- _DATA SUPPLIED_
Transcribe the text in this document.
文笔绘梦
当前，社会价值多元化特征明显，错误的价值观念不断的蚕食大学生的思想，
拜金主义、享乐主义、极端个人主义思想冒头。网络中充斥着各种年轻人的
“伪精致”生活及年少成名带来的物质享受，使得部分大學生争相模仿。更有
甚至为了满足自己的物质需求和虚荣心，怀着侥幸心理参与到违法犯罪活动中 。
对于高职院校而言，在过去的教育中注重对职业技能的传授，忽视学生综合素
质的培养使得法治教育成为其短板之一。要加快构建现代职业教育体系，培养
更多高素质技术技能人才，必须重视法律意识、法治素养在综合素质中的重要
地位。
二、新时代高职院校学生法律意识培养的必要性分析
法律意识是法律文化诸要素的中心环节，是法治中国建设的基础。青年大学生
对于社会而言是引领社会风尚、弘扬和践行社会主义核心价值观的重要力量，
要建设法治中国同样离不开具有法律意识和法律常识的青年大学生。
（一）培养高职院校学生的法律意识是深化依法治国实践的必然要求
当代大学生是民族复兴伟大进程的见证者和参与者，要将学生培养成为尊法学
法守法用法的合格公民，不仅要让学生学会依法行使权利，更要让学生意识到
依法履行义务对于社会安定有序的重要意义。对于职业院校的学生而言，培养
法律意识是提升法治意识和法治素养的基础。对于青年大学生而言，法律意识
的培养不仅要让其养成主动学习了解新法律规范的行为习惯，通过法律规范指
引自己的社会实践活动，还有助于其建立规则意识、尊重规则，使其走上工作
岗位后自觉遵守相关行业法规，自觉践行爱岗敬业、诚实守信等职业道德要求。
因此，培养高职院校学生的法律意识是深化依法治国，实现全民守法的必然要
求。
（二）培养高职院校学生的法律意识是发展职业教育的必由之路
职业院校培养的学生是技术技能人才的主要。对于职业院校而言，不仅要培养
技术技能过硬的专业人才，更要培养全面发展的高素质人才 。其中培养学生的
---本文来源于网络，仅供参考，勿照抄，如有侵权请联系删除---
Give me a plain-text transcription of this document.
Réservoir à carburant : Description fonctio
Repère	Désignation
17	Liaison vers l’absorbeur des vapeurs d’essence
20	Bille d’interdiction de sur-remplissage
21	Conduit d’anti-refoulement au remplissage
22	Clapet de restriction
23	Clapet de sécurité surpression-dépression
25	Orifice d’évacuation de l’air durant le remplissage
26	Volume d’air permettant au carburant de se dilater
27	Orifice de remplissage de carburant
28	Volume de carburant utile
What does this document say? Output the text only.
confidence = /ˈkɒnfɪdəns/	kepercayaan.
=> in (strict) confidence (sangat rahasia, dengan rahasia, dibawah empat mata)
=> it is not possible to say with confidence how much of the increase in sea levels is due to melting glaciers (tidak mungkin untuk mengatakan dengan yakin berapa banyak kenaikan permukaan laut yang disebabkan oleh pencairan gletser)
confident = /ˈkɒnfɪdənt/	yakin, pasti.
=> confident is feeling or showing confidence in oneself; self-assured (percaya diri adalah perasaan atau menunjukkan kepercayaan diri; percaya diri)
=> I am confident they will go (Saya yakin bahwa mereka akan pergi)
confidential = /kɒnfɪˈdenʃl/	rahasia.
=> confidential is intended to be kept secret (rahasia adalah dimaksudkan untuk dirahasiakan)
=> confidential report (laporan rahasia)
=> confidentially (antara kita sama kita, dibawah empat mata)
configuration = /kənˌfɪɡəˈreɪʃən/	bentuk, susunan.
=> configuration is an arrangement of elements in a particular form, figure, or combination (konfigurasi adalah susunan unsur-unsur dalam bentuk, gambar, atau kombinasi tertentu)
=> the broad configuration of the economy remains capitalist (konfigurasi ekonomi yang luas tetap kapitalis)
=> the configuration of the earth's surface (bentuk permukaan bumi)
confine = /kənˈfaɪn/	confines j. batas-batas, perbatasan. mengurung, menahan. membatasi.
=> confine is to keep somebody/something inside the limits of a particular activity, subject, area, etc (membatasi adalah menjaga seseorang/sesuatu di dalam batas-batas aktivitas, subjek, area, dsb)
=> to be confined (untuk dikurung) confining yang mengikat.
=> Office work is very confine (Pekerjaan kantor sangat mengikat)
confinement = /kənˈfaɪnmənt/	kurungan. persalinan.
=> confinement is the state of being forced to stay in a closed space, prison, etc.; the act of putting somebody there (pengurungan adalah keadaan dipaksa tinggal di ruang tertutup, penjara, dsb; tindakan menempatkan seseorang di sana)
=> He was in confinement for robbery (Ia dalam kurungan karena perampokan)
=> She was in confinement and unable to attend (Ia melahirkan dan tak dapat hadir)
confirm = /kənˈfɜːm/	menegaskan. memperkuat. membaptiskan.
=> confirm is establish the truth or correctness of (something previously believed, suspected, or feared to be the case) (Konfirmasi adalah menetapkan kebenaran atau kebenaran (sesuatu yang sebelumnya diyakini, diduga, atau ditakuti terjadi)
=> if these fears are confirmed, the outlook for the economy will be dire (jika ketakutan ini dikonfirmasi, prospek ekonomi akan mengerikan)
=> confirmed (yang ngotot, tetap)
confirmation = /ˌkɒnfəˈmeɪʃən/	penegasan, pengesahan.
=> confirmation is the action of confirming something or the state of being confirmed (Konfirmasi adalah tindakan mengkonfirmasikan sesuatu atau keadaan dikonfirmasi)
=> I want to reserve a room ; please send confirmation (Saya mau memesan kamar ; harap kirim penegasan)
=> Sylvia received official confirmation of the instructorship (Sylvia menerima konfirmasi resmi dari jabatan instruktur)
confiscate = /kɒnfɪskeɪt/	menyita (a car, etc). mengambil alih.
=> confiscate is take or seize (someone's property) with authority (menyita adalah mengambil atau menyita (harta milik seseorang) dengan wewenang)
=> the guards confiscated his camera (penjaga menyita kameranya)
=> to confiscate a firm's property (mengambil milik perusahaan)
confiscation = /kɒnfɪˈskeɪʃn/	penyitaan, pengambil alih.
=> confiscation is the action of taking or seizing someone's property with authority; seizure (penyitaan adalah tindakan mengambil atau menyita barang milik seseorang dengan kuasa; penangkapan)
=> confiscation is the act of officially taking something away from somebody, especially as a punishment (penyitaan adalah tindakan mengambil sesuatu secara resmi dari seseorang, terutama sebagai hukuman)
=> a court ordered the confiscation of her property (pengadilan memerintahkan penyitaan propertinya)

- _WHAT IS BEING ASKED_
Copy out each line of the data where the string "carburant" appears.

- _RESPONSE_
Réservoir à carburant : Description fonctio
26	Volume d’air permettant au carburant de se dilater
27	Orifice de remplissage de carburant
28	Volume de carburant utile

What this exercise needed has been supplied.